> [Records]:
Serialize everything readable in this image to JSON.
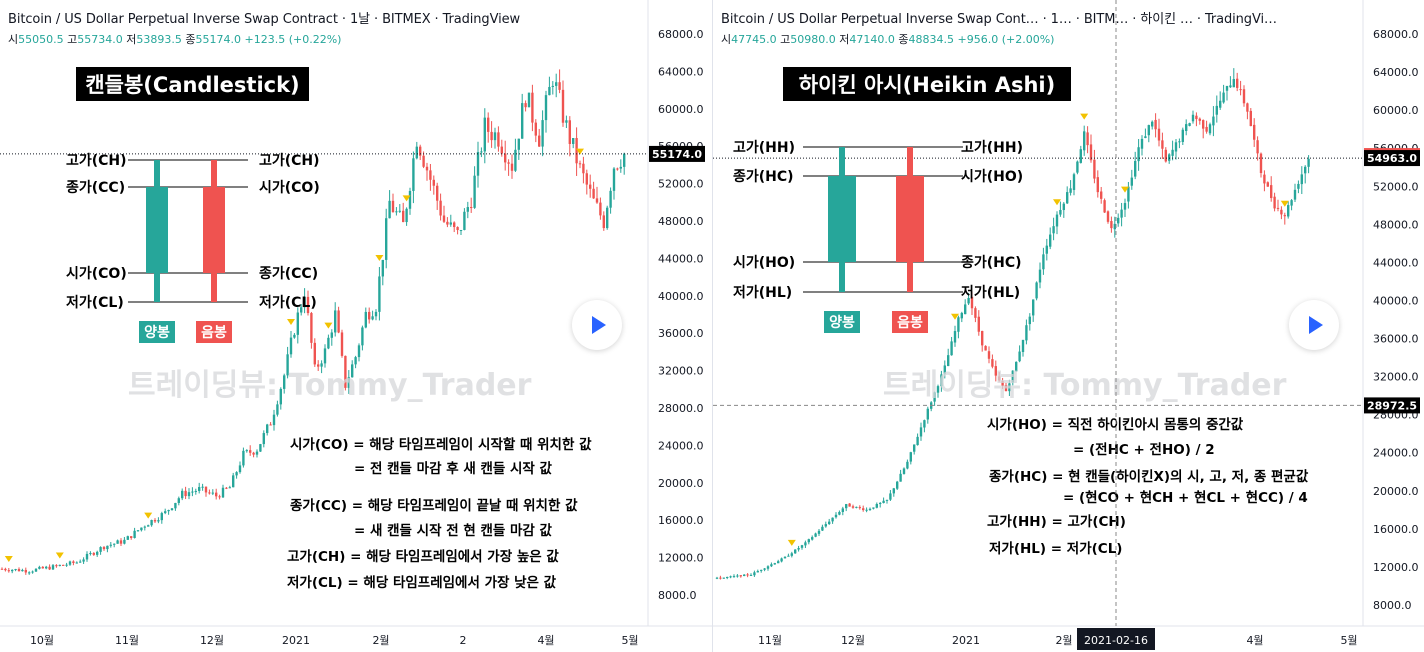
{
  "colors": {
    "up": "#26a69a",
    "down": "#ef5350",
    "text": "#131722",
    "grid": "#e0e3eb",
    "marker": "#f2c200"
  },
  "left": {
    "header": "Bitcoin / US Dollar Perpetual Inverse Swap Contract · 1날 · BITMEX · TradingView",
    "ohlc": {
      "o_label": "시",
      "o": "55050.5",
      "h_label": "고",
      "h": "55734.0",
      "l_label": "저",
      "l": "53893.5",
      "c_label": "종",
      "c": "55174.0",
      "chg": "+123.5 (+0.22%)"
    },
    "title": "캔들봉(Candlestick)",
    "price_tag": "55174.0",
    "legend_labels": {
      "tl": "고가(CH)",
      "tr": "고가(CH)",
      "ml": "종가(CC)",
      "mr": "시가(CO)",
      "bl": "시가(CO)",
      "br": "종가(CC)",
      "ll": "저가(CL)",
      "lr": "저가(CL)"
    },
    "badges": {
      "up": "양봉",
      "down": "음봉"
    },
    "watermark": "트레이딩뷰: Tommy_Trader",
    "notes": [
      "시가(CO) = 해당 타임프레임이 시작할 때 위치한 값",
      "= 전 캔들 마감 후 새 캔들 시작 값",
      "종가(CC) = 해당 타임프레임이 끝날 때 위치한 값",
      "= 새 캔들 시작 전 현 캔들 마감 값",
      "고가(CH) = 해당 타임프레임에서 가장 높은 값",
      "저가(CL) = 해당 타임프레임에서 가장 낮은 값"
    ]
  },
  "right": {
    "header": "Bitcoin / US Dollar Perpetual Inverse Swap Cont… · 1… · BITM… · 하이킨 … · TradingVi…",
    "ohlc": {
      "o_label": "시",
      "o": "47745.0",
      "h_label": "고",
      "h": "50980.0",
      "l_label": "저",
      "l": "47140.0",
      "c_label": "종",
      "c": "48834.5",
      "chg": "+956.0 (+2.00%)"
    },
    "title": "하이킨 아시(Heikin Ashi)",
    "price_tags": [
      "55174.0",
      "54963.0",
      "28972.5"
    ],
    "crosshair_date": "2021-02-16",
    "legend_labels": {
      "tl": "고가(HH)",
      "tr": "고가(HH)",
      "ml": "종가(HC)",
      "mr": "시가(HO)",
      "bl": "시가(HO)",
      "br": "종가(HC)",
      "ll": "저가(HL)",
      "lr": "저가(HL)"
    },
    "badges": {
      "up": "양봉",
      "down": "음봉"
    },
    "watermark": "트레이딩뷰: Tommy_Trader",
    "notes": [
      "시가(HO) = 직전 하이킨아시 몸통의 중간값",
      "= (전HC + 전HO) / 2",
      "종가(HC) = 현 캔들(하이킨X)의 시, 고, 저, 종 편균값",
      "= (현CO + 현CH + 현CL + 현CC) / 4",
      "고가(HH) = 고가(CH)",
      "저가(HL) = 저가(CL)"
    ]
  },
  "chart_data": [
    {
      "type": "candlestick",
      "name": "Candlestick",
      "ylim": [
        6000,
        70000
      ],
      "yticks": [
        8000,
        12000,
        16000,
        20000,
        24000,
        28000,
        32000,
        36000,
        40000,
        44000,
        48000,
        52000,
        56000,
        60000,
        64000,
        68000
      ],
      "xticks": [
        "10월",
        "11월",
        "12월",
        "2021",
        "2월",
        "2",
        "4월",
        "5월"
      ],
      "last_price": 55174.0,
      "path": [
        [
          0,
          10800
        ],
        [
          8,
          10600
        ],
        [
          15,
          11000
        ],
        [
          22,
          11500
        ],
        [
          30,
          13200
        ],
        [
          36,
          13800
        ],
        [
          42,
          15500
        ],
        [
          48,
          16800
        ],
        [
          53,
          18800
        ],
        [
          58,
          19300
        ],
        [
          63,
          18600
        ],
        [
          67,
          19500
        ],
        [
          71,
          23000
        ],
        [
          75,
          23600
        ],
        [
          79,
          26500
        ],
        [
          83,
          31500
        ],
        [
          86,
          36500
        ],
        [
          89,
          40500
        ],
        [
          92,
          32000
        ],
        [
          95,
          34000
        ],
        [
          98,
          38000
        ],
        [
          101,
          30500
        ],
        [
          104,
          33500
        ],
        [
          107,
          38000
        ],
        [
          110,
          39000
        ],
        [
          114,
          50000
        ],
        [
          118,
          47500
        ],
        [
          122,
          57000
        ],
        [
          126,
          52500
        ],
        [
          130,
          48000
        ],
        [
          134,
          46500
        ],
        [
          138,
          50500
        ],
        [
          142,
          58000
        ],
        [
          146,
          57000
        ],
        [
          150,
          54000
        ],
        [
          154,
          61500
        ],
        [
          158,
          57000
        ],
        [
          162,
          63500
        ],
        [
          166,
          58000
        ],
        [
          170,
          53500
        ],
        [
          174,
          50000
        ],
        [
          177,
          48000
        ],
        [
          180,
          54000
        ],
        [
          183,
          55174
        ]
      ]
    },
    {
      "type": "heikin-ashi",
      "name": "Heikin Ashi",
      "ylim": [
        6000,
        70000
      ],
      "yticks": [
        8000,
        12000,
        16000,
        20000,
        24000,
        28000,
        32000,
        36000,
        40000,
        44000,
        48000,
        52000,
        56000,
        60000,
        64000,
        68000
      ],
      "xticks": [
        "11월",
        "12월",
        "2021",
        "2월",
        "4월",
        "5월"
      ],
      "last_price": 54963.0,
      "path": [
        [
          0,
          10800
        ],
        [
          10,
          11200
        ],
        [
          20,
          13000
        ],
        [
          26,
          14500
        ],
        [
          32,
          16500
        ],
        [
          38,
          18500
        ],
        [
          44,
          18000
        ],
        [
          50,
          19000
        ],
        [
          56,
          23000
        ],
        [
          62,
          28500
        ],
        [
          67,
          33000
        ],
        [
          71,
          38000
        ],
        [
          74,
          40500
        ],
        [
          78,
          35500
        ],
        [
          82,
          32000
        ],
        [
          85,
          30500
        ],
        [
          88,
          33500
        ],
        [
          92,
          38500
        ],
        [
          96,
          45000
        ],
        [
          100,
          49000
        ],
        [
          104,
          52000
        ],
        [
          108,
          57500
        ],
        [
          112,
          51500
        ],
        [
          116,
          47500
        ],
        [
          120,
          50500
        ],
        [
          124,
          56000
        ],
        [
          128,
          59000
        ],
        [
          132,
          54500
        ],
        [
          136,
          57000
        ],
        [
          140,
          59500
        ],
        [
          144,
          58000
        ],
        [
          148,
          61000
        ],
        [
          152,
          63500
        ],
        [
          156,
          60000
        ],
        [
          160,
          53500
        ],
        [
          164,
          50000
        ],
        [
          167,
          49000
        ],
        [
          171,
          52500
        ],
        [
          174,
          54963
        ]
      ]
    }
  ]
}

> [What you will do]:
Return the lines of the records that include the string "Bitcoin".

> [Written solution]:
    "header": "Bitcoin / US Dollar Perpetual Inverse Swap Contract · 1날 · BITMEX · TradingView",
    "header": "Bitcoin / US Dollar Perpetual Inverse Swap Cont… · 1… · BITM… · 하이킨 … · TradingVi…",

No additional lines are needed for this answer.